## PROMPT
Each record below should be output verbatim, without pictures.

## THE INPUT
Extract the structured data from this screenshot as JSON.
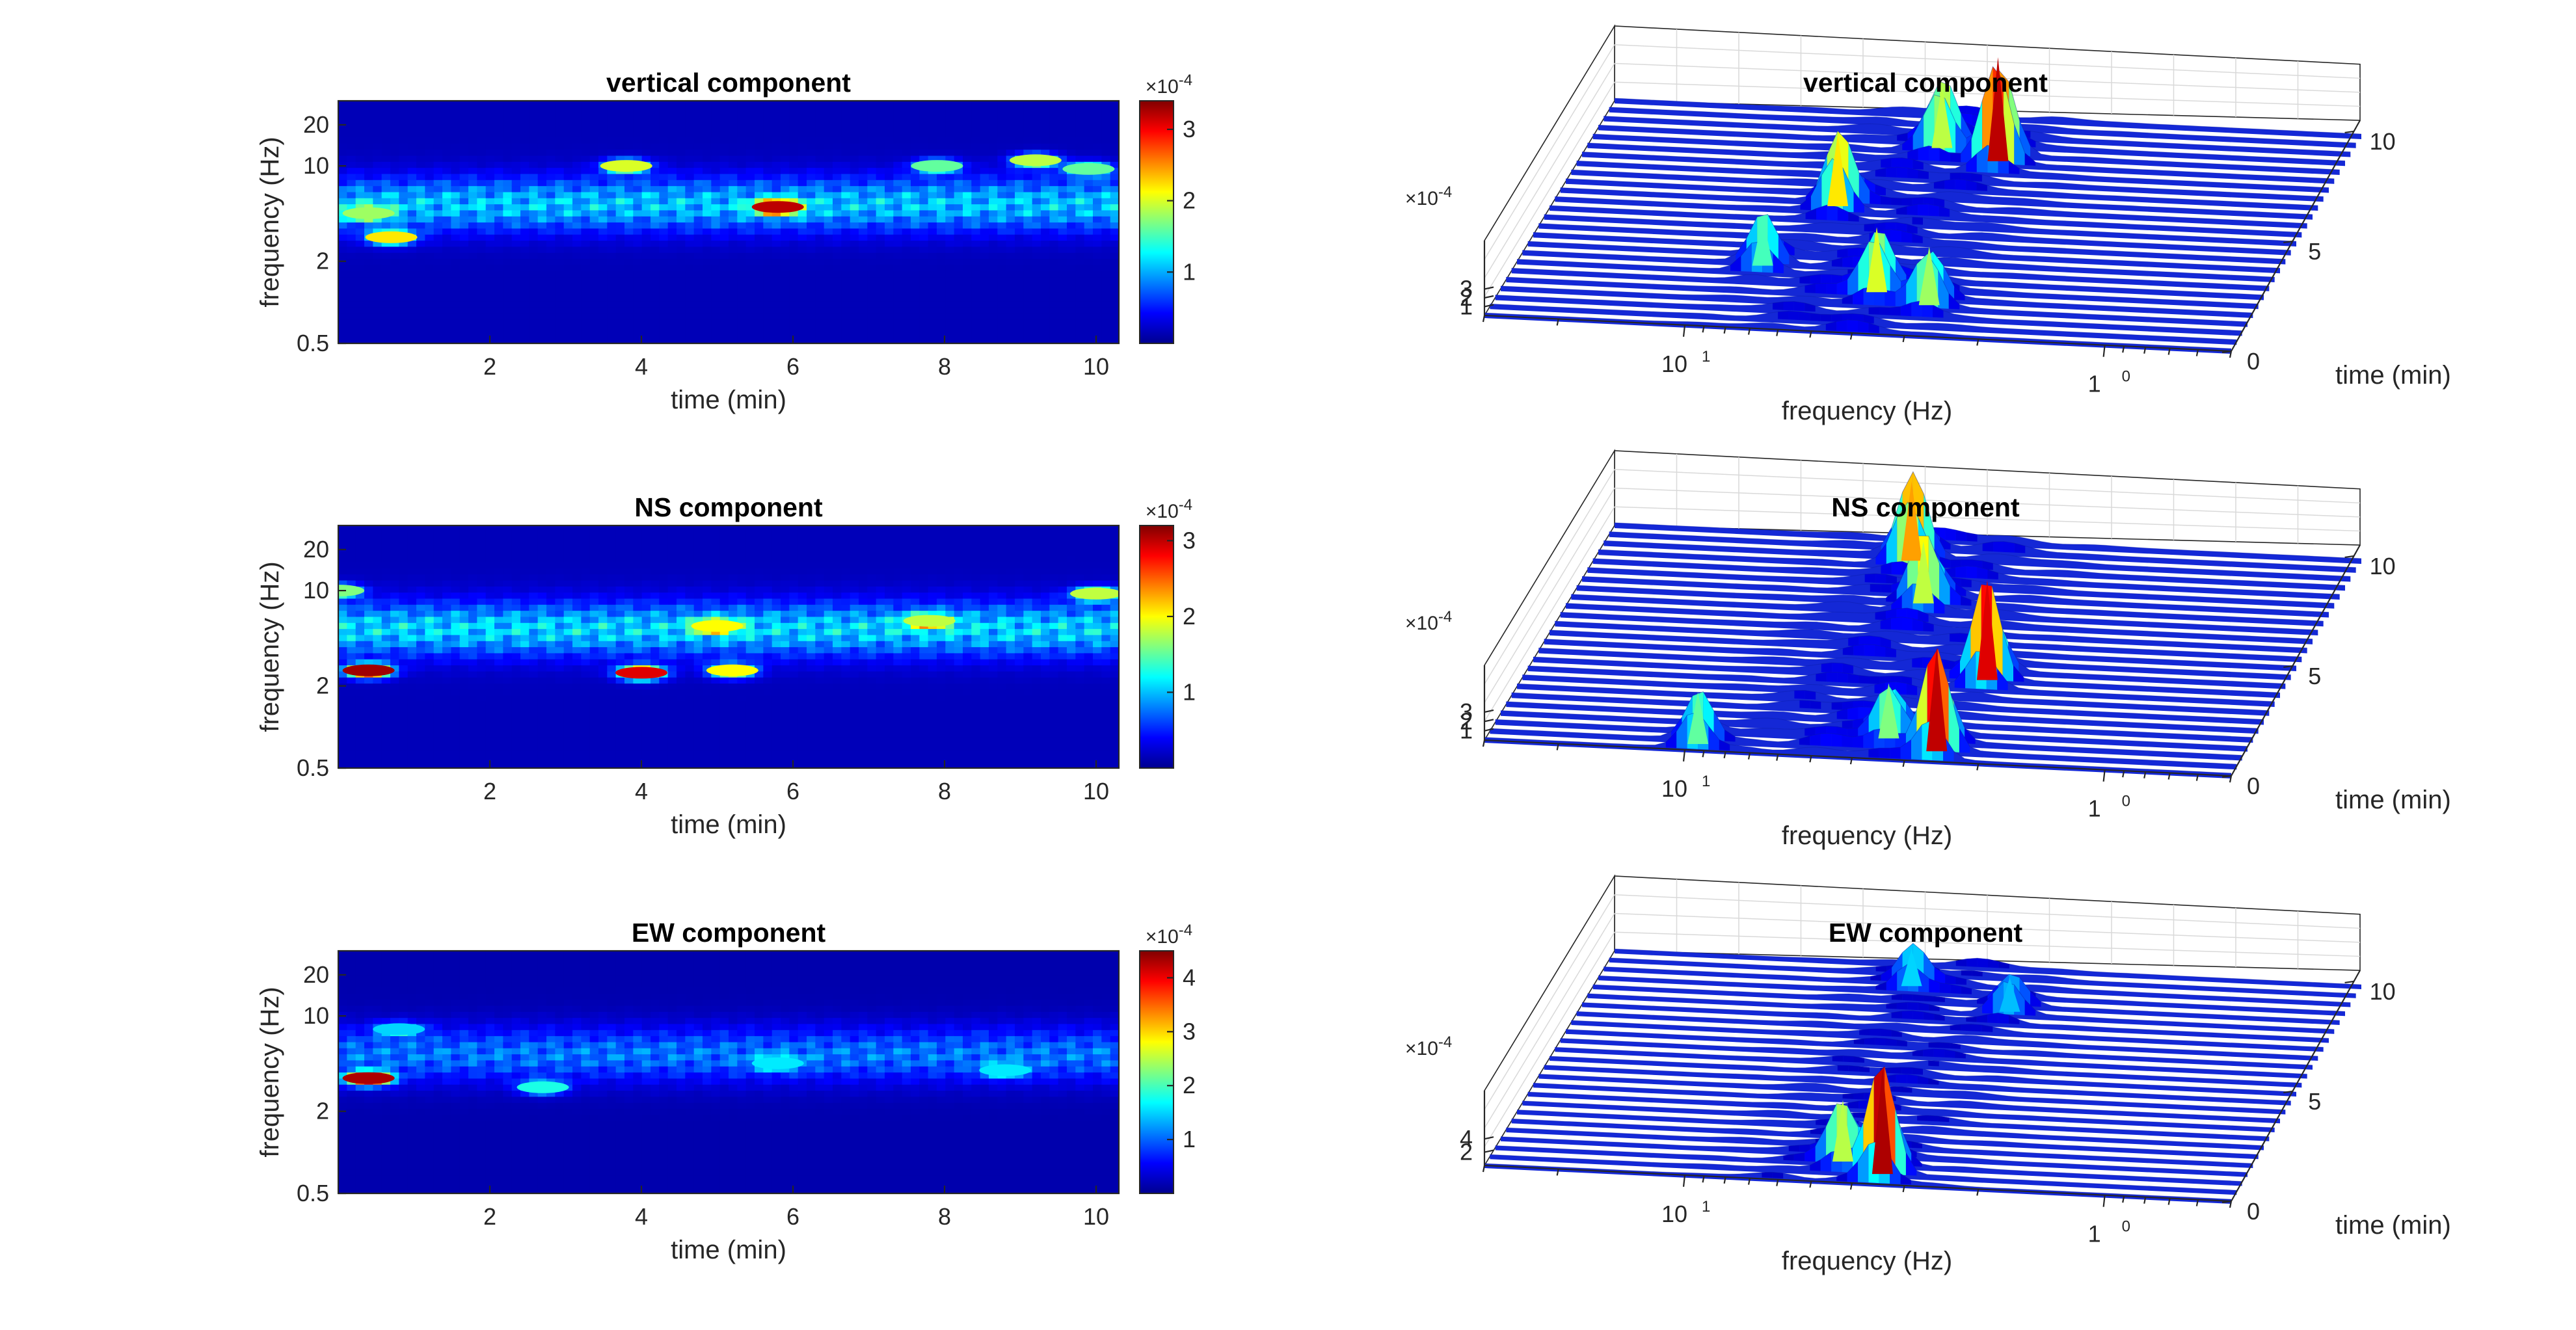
{
  "chart_data": [
    {
      "type": "heatmap",
      "title": "vertical component",
      "xlabel": "time (min)",
      "ylabel": "frequency (Hz)",
      "xticks": [
        "2",
        "4",
        "6",
        "8",
        "10"
      ],
      "yticks": [
        "0.5",
        "2",
        "10",
        "20"
      ],
      "xlim": [
        0,
        10.3
      ],
      "ylim": [
        0.5,
        30
      ],
      "yscale": "log",
      "colorbar": {
        "exponent_label": "×10",
        "exponent": "-4",
        "ticks": [
          "1",
          "2",
          "3"
        ],
        "max": 3.4
      },
      "hotspots": [
        {
          "t": 5.8,
          "f": 5.0,
          "v": 3.2
        },
        {
          "t": 0.7,
          "f": 3.0,
          "v": 2.2
        },
        {
          "t": 0.4,
          "f": 4.5,
          "v": 1.8
        },
        {
          "t": 3.8,
          "f": 10.0,
          "v": 2.0
        },
        {
          "t": 9.2,
          "f": 11.0,
          "v": 1.9
        },
        {
          "t": 9.9,
          "f": 9.5,
          "v": 1.6
        },
        {
          "t": 7.9,
          "f": 10.0,
          "v": 1.6
        }
      ]
    },
    {
      "type": "heatmap",
      "title": "NS component",
      "xlabel": "time (min)",
      "ylabel": "frequency (Hz)",
      "xticks": [
        "2",
        "4",
        "6",
        "8",
        "10"
      ],
      "yticks": [
        "0.5",
        "2",
        "10",
        "20"
      ],
      "xlim": [
        0,
        10.3
      ],
      "ylim": [
        0.5,
        30
      ],
      "yscale": "log",
      "colorbar": {
        "exponent_label": "×10",
        "exponent": "-4",
        "ticks": [
          "1",
          "2",
          "3"
        ],
        "max": 3.2
      },
      "hotspots": [
        {
          "t": 0.4,
          "f": 2.6,
          "v": 3.1
        },
        {
          "t": 4.0,
          "f": 2.5,
          "v": 2.9
        },
        {
          "t": 5.2,
          "f": 2.6,
          "v": 2.0
        },
        {
          "t": 5.0,
          "f": 5.5,
          "v": 2.0
        },
        {
          "t": 7.8,
          "f": 6.0,
          "v": 1.8
        },
        {
          "t": 10.0,
          "f": 9.5,
          "v": 1.8
        },
        {
          "t": 0.0,
          "f": 10.0,
          "v": 1.6
        }
      ]
    },
    {
      "type": "heatmap",
      "title": "EW component",
      "xlabel": "time (min)",
      "ylabel": "frequency (Hz)",
      "xticks": [
        "2",
        "4",
        "6",
        "8",
        "10"
      ],
      "yticks": [
        "0.5",
        "2",
        "10",
        "20"
      ],
      "xlim": [
        0,
        10.3
      ],
      "ylim": [
        0.5,
        30
      ],
      "yscale": "log",
      "colorbar": {
        "exponent_label": "×10",
        "exponent": "-4",
        "ticks": [
          "1",
          "2",
          "3",
          "4"
        ],
        "max": 4.5
      },
      "hotspots": [
        {
          "t": 0.4,
          "f": 3.5,
          "v": 4.3
        },
        {
          "t": 2.7,
          "f": 3.0,
          "v": 1.8
        },
        {
          "t": 5.8,
          "f": 4.5,
          "v": 1.6
        },
        {
          "t": 8.8,
          "f": 4.0,
          "v": 1.6
        },
        {
          "t": 0.8,
          "f": 8.0,
          "v": 1.5
        }
      ]
    },
    {
      "type": "area",
      "title": "vertical component",
      "xlabel": "frequency (Hz)",
      "ylabel": "time (min)",
      "xscale": "log",
      "xticks": [
        "10",
        "1"
      ],
      "xtick_exponents": [
        "1",
        "0"
      ],
      "yticks": [
        "0",
        "5",
        "10"
      ],
      "zticks": [
        "1",
        "2",
        "3"
      ],
      "z_exponent_label": "×10",
      "z_exponent": "-4",
      "zmax": 3.4,
      "peaks": [
        {
          "f": 3.2,
          "t": 8.5,
          "v": 3.2
        },
        {
          "f": 4.0,
          "t": 2.0,
          "v": 2.0
        },
        {
          "f": 6.5,
          "t": 6.0,
          "v": 2.2
        },
        {
          "f": 4.5,
          "t": 9.0,
          "v": 1.9
        },
        {
          "f": 2.9,
          "t": 1.5,
          "v": 1.8
        },
        {
          "f": 8.0,
          "t": 3.0,
          "v": 1.5
        }
      ]
    },
    {
      "type": "area",
      "title": "NS component",
      "xlabel": "frequency (Hz)",
      "ylabel": "time (min)",
      "xscale": "log",
      "xticks": [
        "10",
        "1"
      ],
      "xtick_exponents": [
        "1",
        "0"
      ],
      "yticks": [
        "0",
        "5",
        "10"
      ],
      "zticks": [
        "1",
        "2",
        "3"
      ],
      "z_exponent_label": "×10",
      "z_exponent": "-4",
      "zmax": 3.2,
      "peaks": [
        {
          "f": 2.6,
          "t": 0.5,
          "v": 3.0
        },
        {
          "f": 2.5,
          "t": 4.0,
          "v": 2.9
        },
        {
          "f": 5.5,
          "t": 9.5,
          "v": 2.3
        },
        {
          "f": 4.5,
          "t": 7.5,
          "v": 1.8
        },
        {
          "f": 9.5,
          "t": 0.3,
          "v": 1.5
        },
        {
          "f": 3.5,
          "t": 1.0,
          "v": 1.6
        }
      ]
    },
    {
      "type": "area",
      "title": "EW component",
      "xlabel": "frequency (Hz)",
      "ylabel": "time (min)",
      "xscale": "log",
      "xticks": [
        "10",
        "1"
      ],
      "xtick_exponents": [
        "1",
        "0"
      ],
      "yticks": [
        "0",
        "5",
        "10"
      ],
      "zticks": [
        "2",
        "4"
      ],
      "z_exponent_label": "×10",
      "z_exponent": "-4",
      "zmax": 4.5,
      "peaks": [
        {
          "f": 3.5,
          "t": 0.5,
          "v": 4.3
        },
        {
          "f": 4.5,
          "t": 1.0,
          "v": 2.5
        },
        {
          "f": 5.5,
          "t": 9.5,
          "v": 1.5
        },
        {
          "f": 3.0,
          "t": 8.5,
          "v": 1.4
        }
      ]
    }
  ],
  "colormap": [
    "#00008f",
    "#0000ff",
    "#0080ff",
    "#00ffff",
    "#80ff80",
    "#ffff00",
    "#ff8000",
    "#ff0000",
    "#800000"
  ]
}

## FINAL RESULT
Extract the structured data from this screenshot as JSON.
{
  "chart_data": [
    {
      "type": "heatmap",
      "title": "vertical component",
      "xlabel": "time (min)",
      "ylabel": "frequency (Hz)",
      "xticks": [
        "2",
        "4",
        "6",
        "8",
        "10"
      ],
      "yticks": [
        "0.5",
        "2",
        "10",
        "20"
      ],
      "xlim": [
        0,
        10.3
      ],
      "ylim": [
        0.5,
        30
      ],
      "yscale": "log",
      "colorbar": {
        "exponent_label": "×10",
        "exponent": "-4",
        "ticks": [
          "1",
          "2",
          "3"
        ],
        "max": 3.4
      },
      "hotspots": [
        {
          "t": 5.8,
          "f": 5.0,
          "v": 3.2
        },
        {
          "t": 0.7,
          "f": 3.0,
          "v": 2.2
        },
        {
          "t": 0.4,
          "f": 4.5,
          "v": 1.8
        },
        {
          "t": 3.8,
          "f": 10.0,
          "v": 2.0
        },
        {
          "t": 9.2,
          "f": 11.0,
          "v": 1.9
        },
        {
          "t": 9.9,
          "f": 9.5,
          "v": 1.6
        },
        {
          "t": 7.9,
          "f": 10.0,
          "v": 1.6
        }
      ]
    },
    {
      "type": "heatmap",
      "title": "NS component",
      "xlabel": "time (min)",
      "ylabel": "frequency (Hz)",
      "xticks": [
        "2",
        "4",
        "6",
        "8",
        "10"
      ],
      "yticks": [
        "0.5",
        "2",
        "10",
        "20"
      ],
      "xlim": [
        0,
        10.3
      ],
      "ylim": [
        0.5,
        30
      ],
      "yscale": "log",
      "colorbar": {
        "exponent_label": "×10",
        "exponent": "-4",
        "ticks": [
          "1",
          "2",
          "3"
        ],
        "max": 3.2
      },
      "hotspots": [
        {
          "t": 0.4,
          "f": 2.6,
          "v": 3.1
        },
        {
          "t": 4.0,
          "f": 2.5,
          "v": 2.9
        },
        {
          "t": 5.2,
          "f": 2.6,
          "v": 2.0
        },
        {
          "t": 5.0,
          "f": 5.5,
          "v": 2.0
        },
        {
          "t": 7.8,
          "f": 6.0,
          "v": 1.8
        },
        {
          "t": 10.0,
          "f": 9.5,
          "v": 1.8
        },
        {
          "t": 0.0,
          "f": 10.0,
          "v": 1.6
        }
      ]
    },
    {
      "type": "heatmap",
      "title": "EW component",
      "xlabel": "time (min)",
      "ylabel": "frequency (Hz)",
      "xticks": [
        "2",
        "4",
        "6",
        "8",
        "10"
      ],
      "yticks": [
        "0.5",
        "2",
        "10",
        "20"
      ],
      "xlim": [
        0,
        10.3
      ],
      "ylim": [
        0.5,
        30
      ],
      "yscale": "log",
      "colorbar": {
        "exponent_label": "×10",
        "exponent": "-4",
        "ticks": [
          "1",
          "2",
          "3",
          "4"
        ],
        "max": 4.5
      },
      "hotspots": [
        {
          "t": 0.4,
          "f": 3.5,
          "v": 4.3
        },
        {
          "t": 2.7,
          "f": 3.0,
          "v": 1.8
        },
        {
          "t": 5.8,
          "f": 4.5,
          "v": 1.6
        },
        {
          "t": 8.8,
          "f": 4.0,
          "v": 1.6
        },
        {
          "t": 0.8,
          "f": 8.0,
          "v": 1.5
        }
      ]
    },
    {
      "type": "area",
      "title": "vertical component",
      "xlabel": "frequency (Hz)",
      "ylabel": "time (min)",
      "xscale": "log",
      "xticks": [
        "10",
        "1"
      ],
      "xtick_exponents": [
        "1",
        "0"
      ],
      "yticks": [
        "0",
        "5",
        "10"
      ],
      "zticks": [
        "1",
        "2",
        "3"
      ],
      "z_exponent_label": "×10",
      "z_exponent": "-4",
      "zmax": 3.4,
      "peaks": [
        {
          "f": 3.2,
          "t": 8.5,
          "v": 3.2
        },
        {
          "f": 4.0,
          "t": 2.0,
          "v": 2.0
        },
        {
          "f": 6.5,
          "t": 6.0,
          "v": 2.2
        },
        {
          "f": 4.5,
          "t": 9.0,
          "v": 1.9
        },
        {
          "f": 2.9,
          "t": 1.5,
          "v": 1.8
        },
        {
          "f": 8.0,
          "t": 3.0,
          "v": 1.5
        }
      ]
    },
    {
      "type": "area",
      "title": "NS component",
      "xlabel": "frequency (Hz)",
      "ylabel": "time (min)",
      "xscale": "log",
      "xticks": [
        "10",
        "1"
      ],
      "xtick_exponents": [
        "1",
        "0"
      ],
      "yticks": [
        "0",
        "5",
        "10"
      ],
      "zticks": [
        "1",
        "2",
        "3"
      ],
      "z_exponent_label": "×10",
      "z_exponent": "-4",
      "zmax": 3.2,
      "peaks": [
        {
          "f": 2.6,
          "t": 0.5,
          "v": 3.0
        },
        {
          "f": 2.5,
          "t": 4.0,
          "v": 2.9
        },
        {
          "f": 5.5,
          "t": 9.5,
          "v": 2.3
        },
        {
          "f": 4.5,
          "t": 7.5,
          "v": 1.8
        },
        {
          "f": 9.5,
          "t": 0.3,
          "v": 1.5
        },
        {
          "f": 3.5,
          "t": 1.0,
          "v": 1.6
        }
      ]
    },
    {
      "type": "area",
      "title": "EW component",
      "xlabel": "frequency (Hz)",
      "ylabel": "time (min)",
      "xscale": "log",
      "xticks": [
        "10",
        "1"
      ],
      "xtick_exponents": [
        "1",
        "0"
      ],
      "yticks": [
        "0",
        "5",
        "10"
      ],
      "zticks": [
        "2",
        "4"
      ],
      "z_exponent_label": "×10",
      "z_exponent": "-4",
      "zmax": 4.5,
      "peaks": [
        {
          "f": 3.5,
          "t": 0.5,
          "v": 4.3
        },
        {
          "f": 4.5,
          "t": 1.0,
          "v": 2.5
        },
        {
          "f": 5.5,
          "t": 9.5,
          "v": 1.5
        },
        {
          "f": 3.0,
          "t": 8.5,
          "v": 1.4
        }
      ]
    }
  ],
  "colormap": [
    "#00008f",
    "#0000ff",
    "#0080ff",
    "#00ffff",
    "#80ff80",
    "#ffff00",
    "#ff8000",
    "#ff0000",
    "#800000"
  ]
}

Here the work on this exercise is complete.